Check every line of the data below for the string "forward", and copy the ones that hold it.

--

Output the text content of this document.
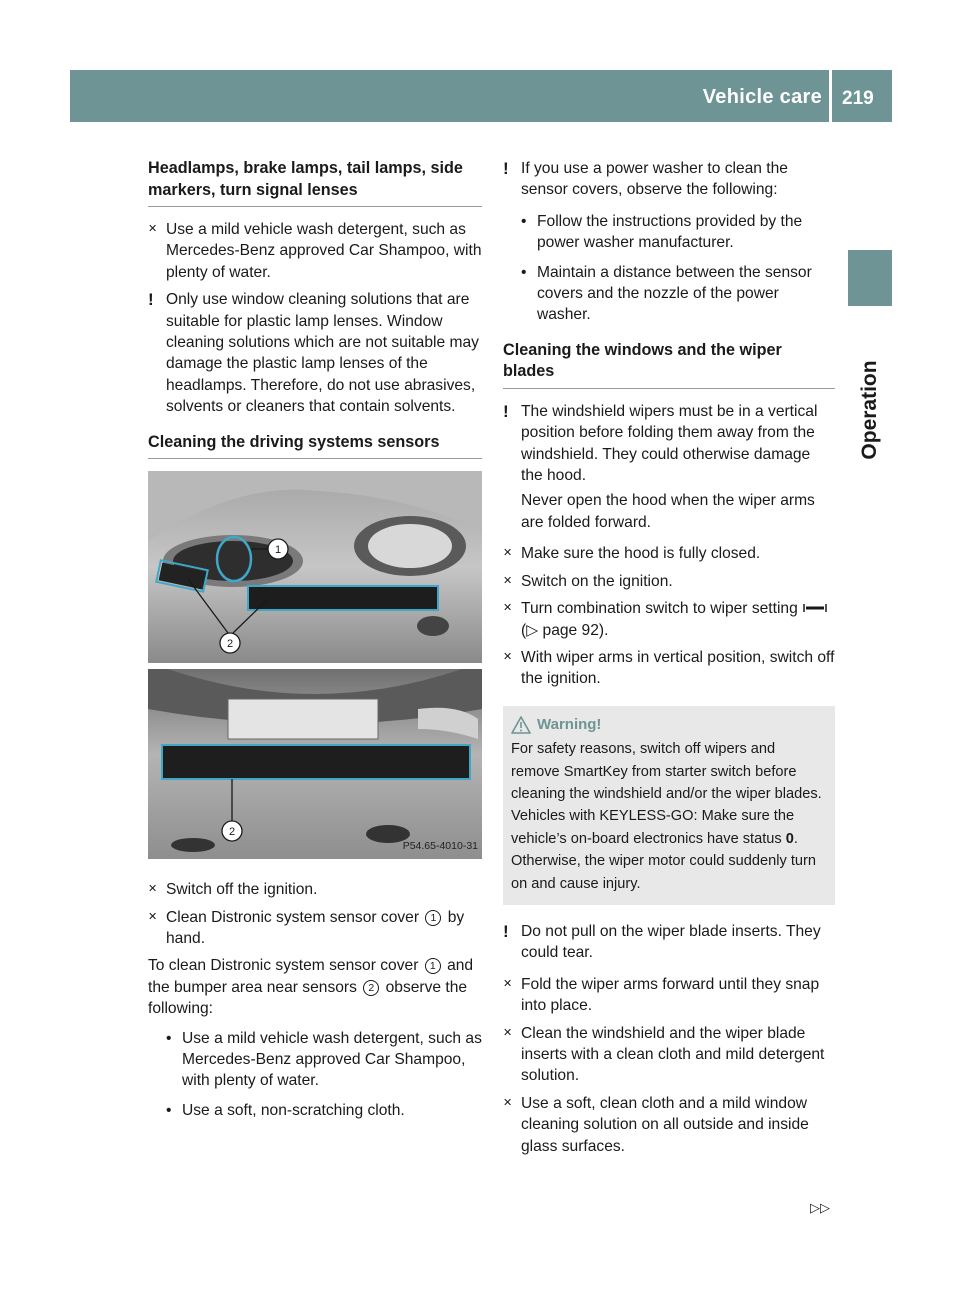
Vehicle care 219
Operation
Headlamps, brake lamps, tail lamps, side markers, turn signal lenses
✕ Use a mild vehicle wash detergent, such as Mercedes-Benz approved Car Shampoo, with plenty of water.
! Only use window cleaning solutions that are suitable for plastic lamp lenses. Window cleaning solutions which are not suitable may damage the plastic lamp lenses of the headlamps. Therefore, do not use abrasives, solvents or cleaners that contain solvents.
Cleaning the driving systems sensors
1
2
2
P54.65-4010-31
✕ Switch off the ignition.
✕ Clean Distronic system sensor cover 1 by hand.

To clean Distronic system sensor cover 1 and the bumper area near sensors 2 observe the following:

• Use a mild vehicle wash detergent, such as Mercedes-Benz approved Car Shampoo, with plenty of water.
• Use a soft, non-scratching cloth.
! If you use a power washer to clean the sensor covers, observe the following:
• Follow the instructions provided by the power washer manufacturer.
• Maintain a distance between the sensor covers and the nozzle of the power washer.
Cleaning the windows and the wiper blades
! The windshield wipers must be in a vertical position before folding them away from the windshield. They could otherwise damage the hood.
Never open the hood when the wiper arms are folded forward.
✕ Make sure the hood is fully closed.
✕ Switch on the ignition.
✕ Turn combination switch to wiper setting  (▷ page 92).
✕ With wiper arms in vertical position, switch off the ignition.
Warning!
For safety reasons, switch off wipers and remove SmartKey from starter switch before cleaning the windshield and/or the wiper blades. Vehicles with KEYLESS-GO: Make sure the vehicle’s on-board electronics have status 0. Otherwise, the wiper motor could suddenly turn on and cause injury.
! Do not pull on the wiper blade inserts. They could tear.
✕ Fold the wiper arms forward until they snap into place.
✕ Clean the windshield and the wiper blade inserts with a clean cloth and mild detergent solution.
✕ Use a soft, clean cloth and a mild window cleaning solution on all outside and inside glass surfaces.
▷▷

--

* _SOLUTION FOR THIS EXERCISE_
Never open the hood when the wiper arms are folded forward.
✕ Fold the wiper arms forward until they snap into place.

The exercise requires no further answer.